DATA SECTION
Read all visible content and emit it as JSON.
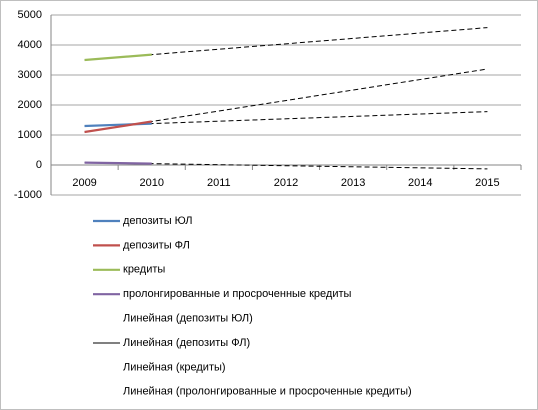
{
  "chart_data": {
    "type": "line",
    "categories": [
      "2009",
      "2010",
      "2011",
      "2012",
      "2013",
      "2014",
      "2015"
    ],
    "series": [
      {
        "name": "депозиты ЮЛ",
        "color": "#4f81bd",
        "values": [
          1300,
          1380,
          null,
          null,
          null,
          null,
          null
        ],
        "trendline": "Линейная (депозиты ЮЛ)"
      },
      {
        "name": "депозиты ФЛ",
        "color": "#c0504d",
        "values": [
          1100,
          1450,
          null,
          null,
          null,
          null,
          null
        ],
        "trendline": "Линейная (депозиты ФЛ)"
      },
      {
        "name": "кредиты",
        "color": "#9bbb59",
        "values": [
          3500,
          3680,
          null,
          null,
          null,
          null,
          null
        ],
        "trendline": "Линейная (кредиты)"
      },
      {
        "name": "пролонгированные и просроченные кредиты",
        "color": "#8064a2",
        "values": [
          80,
          45,
          null,
          null,
          null,
          null,
          null
        ],
        "trendline": "Линейная (пролонгированные и просроченные кредиты)"
      }
    ],
    "ylim": [
      -1000,
      5000
    ],
    "yticks": [
      -1000,
      0,
      1000,
      2000,
      3000,
      4000,
      5000
    ],
    "grid": true,
    "legend": "bottom"
  }
}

REQUIREMENTS
Locate the word "color" in the entries, and copy every line where it is found.

EXERCISE ANSWER
        "color": "#4f81bd",
        "color": "#c0504d",
        "color": "#9bbb59",
        "color": "#8064a2",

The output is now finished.